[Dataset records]
'''

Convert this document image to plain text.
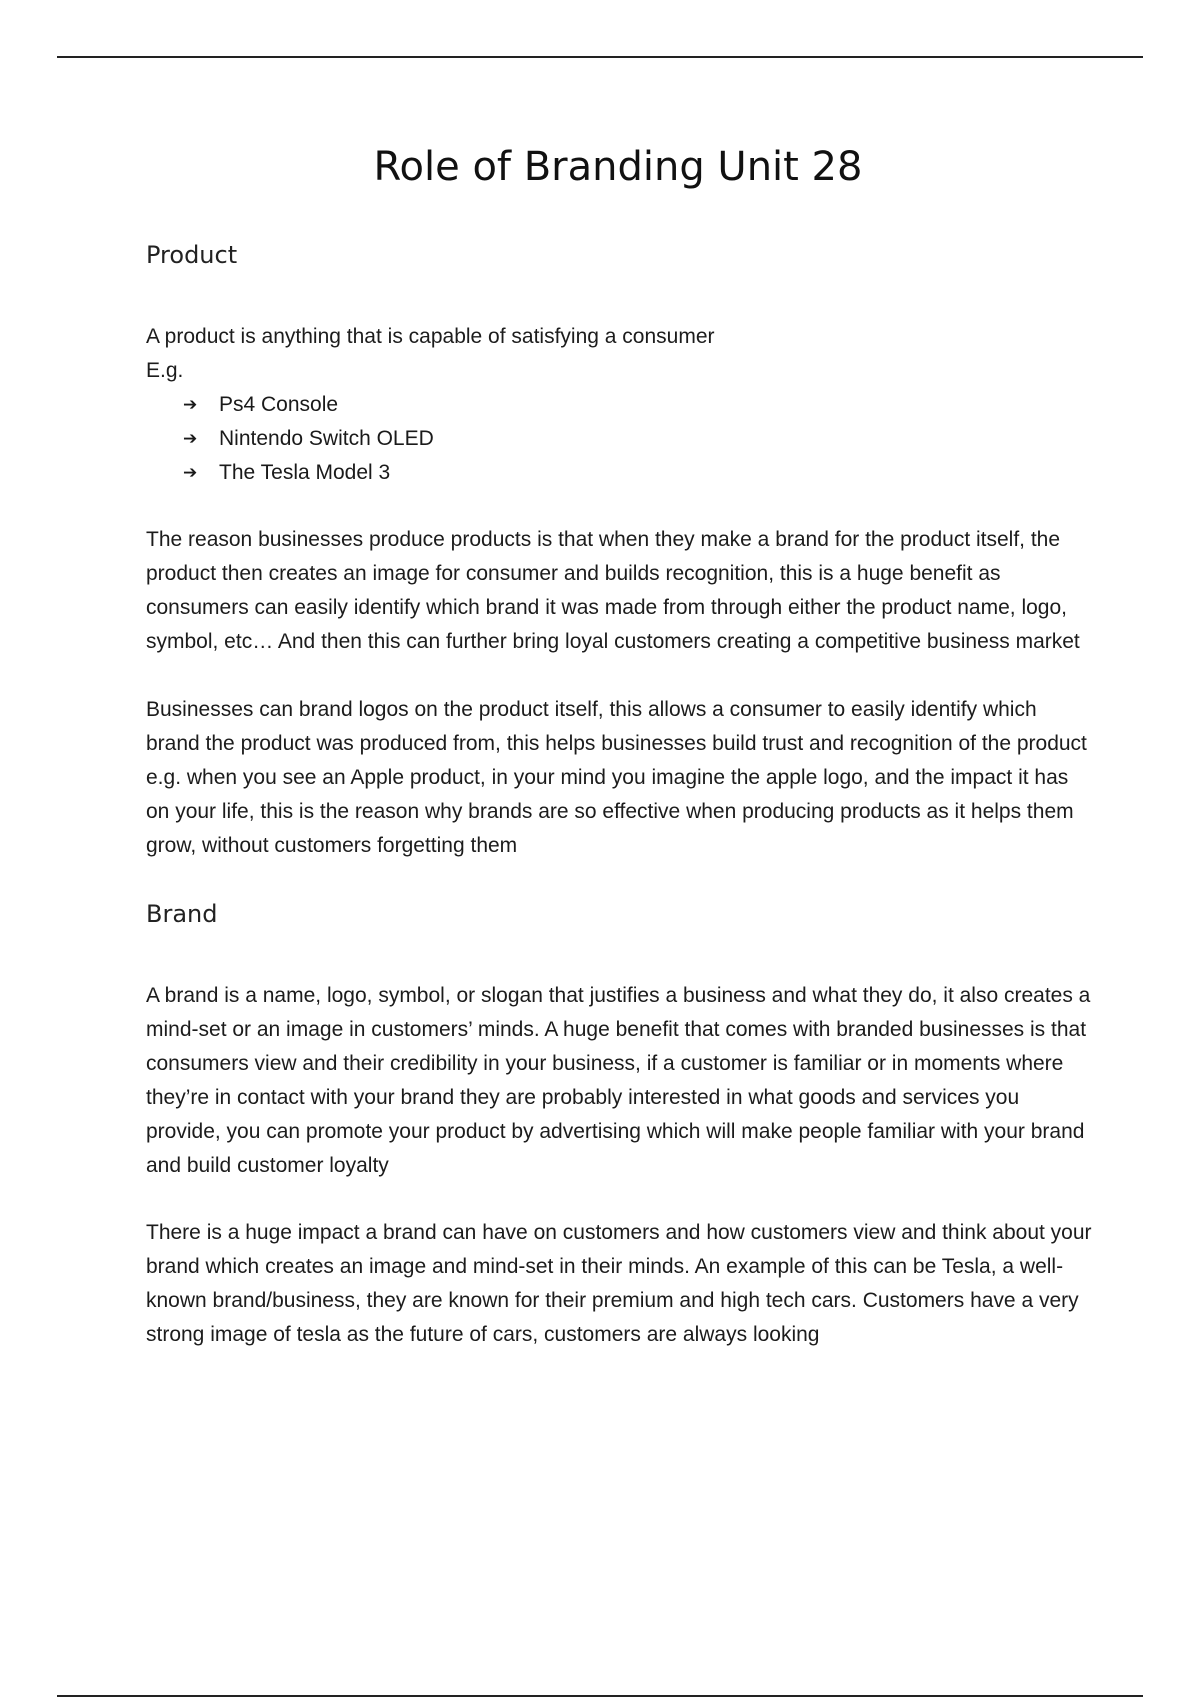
Role of Branding Unit 28
Product

A product is anything that is capable of satisfying a consumer

E.g.

➔	Ps4 Console
➔	Nintendo Switch OLED
➔	The Tesla Model 3

The reason businesses produce products is that when they make a brand for the product itself, the product then creates an image for consumer and builds recognition, this is a huge benefit as consumers can easily identify which brand it was made from through either the product name, logo, symbol, etc… And then this can further bring loyal customers creating a competitive business market

Businesses can brand logos on the product itself, this allows a consumer to easily identify which brand the product was produced from, this helps businesses build trust and recognition of the product e.g. when you see an Apple product, in your mind you imagine the apple logo, and the impact it has on your life, this is the reason why brands are so effective when producing products as it helps them grow, without customers forgetting them

Brand

A brand is a name, logo, symbol, or slogan that justifies a business and what they do, it also creates a mind-set or an image in customers’ minds. A huge benefit that comes with branded businesses is that consumers view and their credibility in your business, if a customer is familiar or in moments where they’re in contact with your brand they are probably interested in what goods and services you provide, you can promote your product by advertising which will make people familiar with your brand and build customer loyalty

There is a huge impact a brand can have on customers and how customers view and think about your brand which creates an image and mind-set in their minds. An example of this can be Tesla, a well-known brand/business, they are known for their premium and high tech cars. Customers have a very strong image of tesla as the future of cars, customers are always looking
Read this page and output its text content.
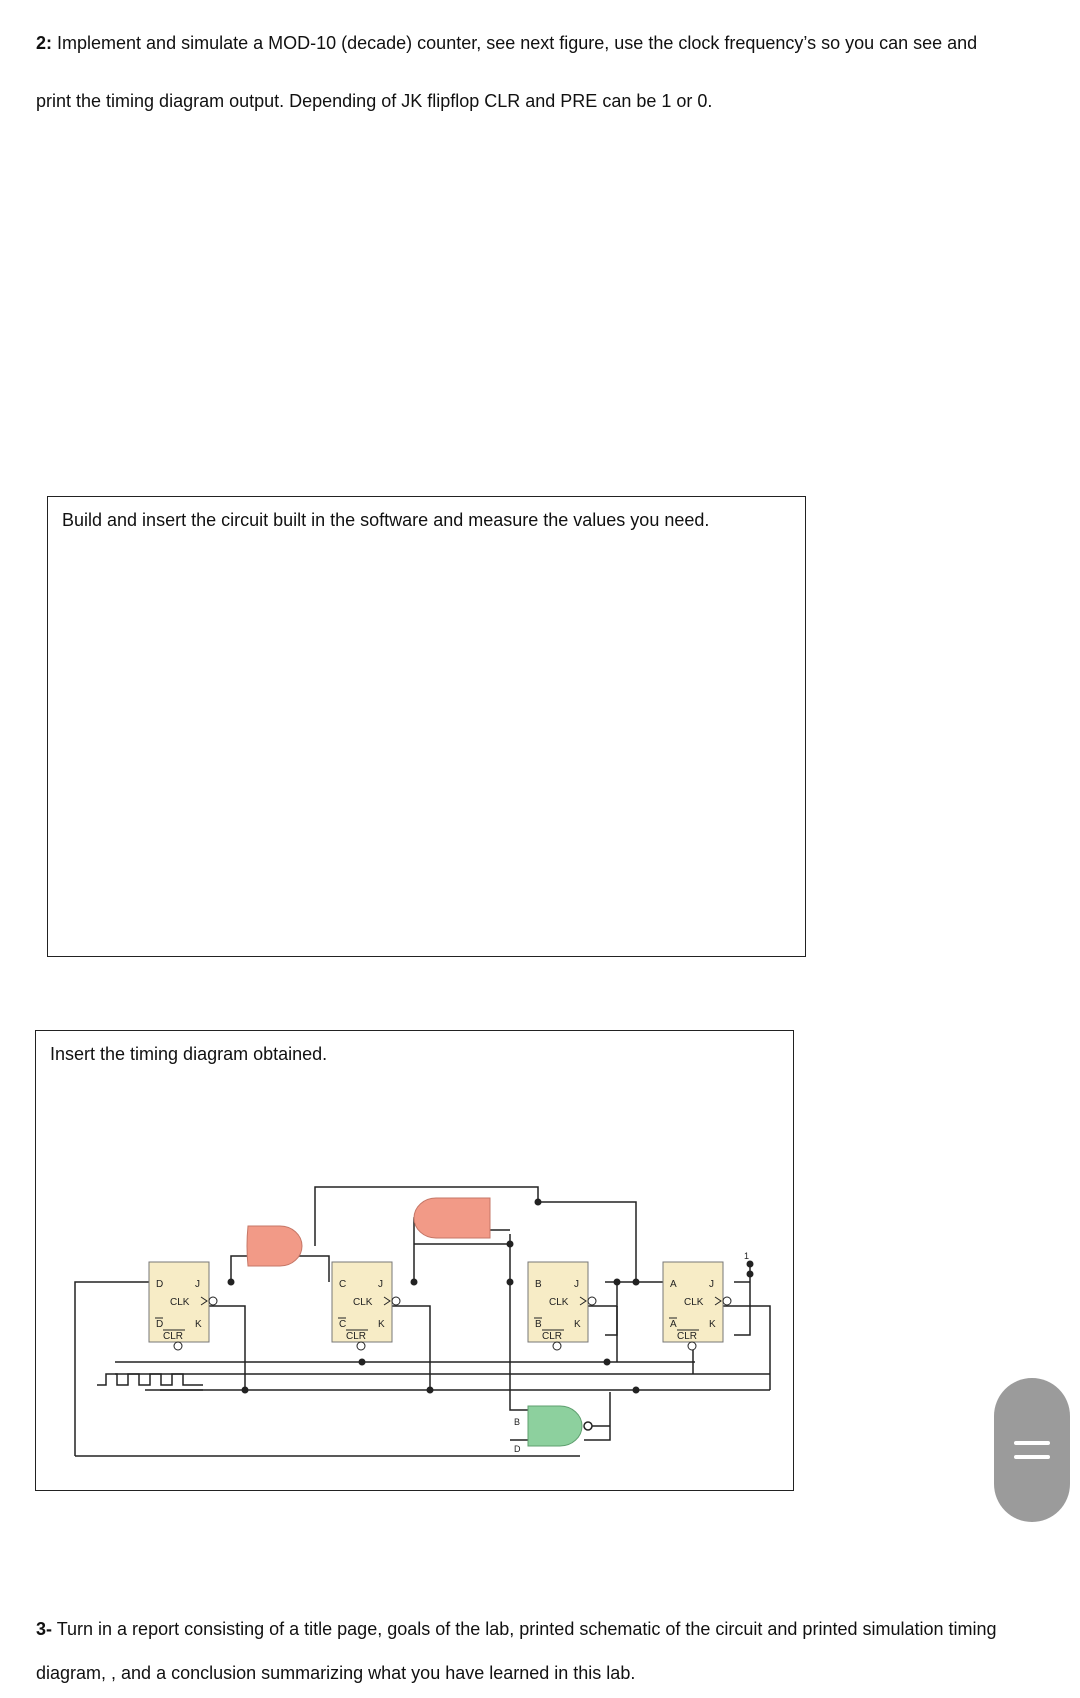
2: Implement and simulate a MOD-10 (decade) counter, see next figure, use the clock frequency’s so you can see and
print the timing diagram output. Depending of JK flipflop CLR and PRE can be 1 or 0.
Build and insert the circuit built in the software and measure the values you need.
Insert the timing diagram obtained.
D	J
CLK
D	K
CLR
C	J
CLK
C	K
CLR
B	J
CLK
B	K
CLR
A	J
CLK
A	K
CLR
1
B
D
3- Turn in a report consisting of a title page, goals of the lab, printed schematic of the circuit and printed simulation timing
diagram, , and a conclusion summarizing what you have learned in this lab.
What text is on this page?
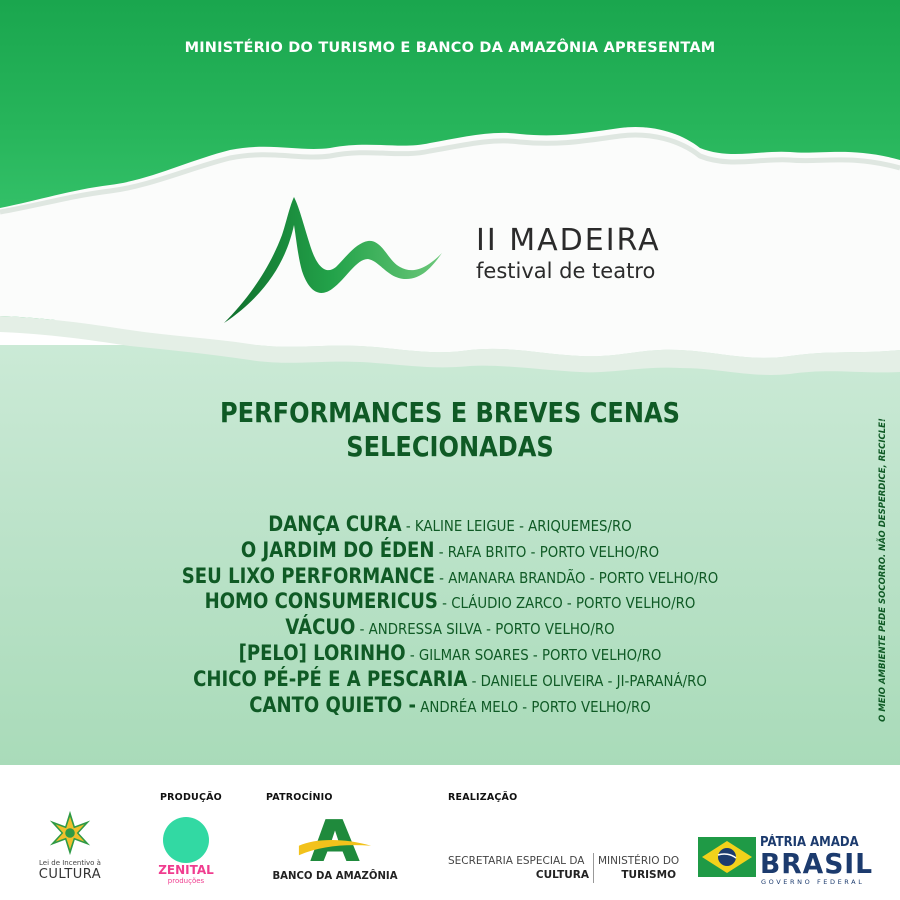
MINISTÉRIO DO TURISMO E BANCO DA AMAZÔNIA APRESENTAM
II MADEIRA
festival de teatro
PERFORMANCES E BREVES CENAS
SELECIONADAS
DANÇA CURA - KALINE LEIGUE - ARIQUEMES/RO
O JARDIM DO ÉDEN - RAFA BRITO - PORTO VELHO/RO
SEU LIXO PERFORMANCE - AMANARA BRANDÃO - PORTO VELHO/RO
HOMO CONSUMERICUS - CLÁUDIO ZARCO - PORTO VELHO/RO
VÁCUO - ANDRESSA SILVA - PORTO VELHO/RO
[PELO] LORINHO - GILMAR SOARES - PORTO VELHO/RO
CHICO PÉ-PÉ E A PESCARIA - DANIELE OLIVEIRA - JI-PARANÁ/RO
CANTO QUIETO - ANDRÉA MELO - PORTO VELHO/RO	O MEIO AMBIENTE PEDE SOCORRO. NÃO DESPERDICE, RECICLE!
PRODUÇÃO	PATROCÍNIO	REALIZAÇÃO
Lei de Incentivo à
CULTURA	ZENITAL
produções	BANCO DA AMAZÔNIA
SECRETARIA ESPECIAL DA
CULTURA
MINISTÉRIO DO
TURISMO
PÁTRIA AMADA
BRASIL
GOVERNO FEDERAL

'''

> **Direction**
Reproduce each line from the records that contains the word "MINISTÉRIO".

> **Final result**
MINISTÉRIO DO TURISMO E BANCO DA AMAZÔNIA APRESENTAM
MINISTÉRIO DO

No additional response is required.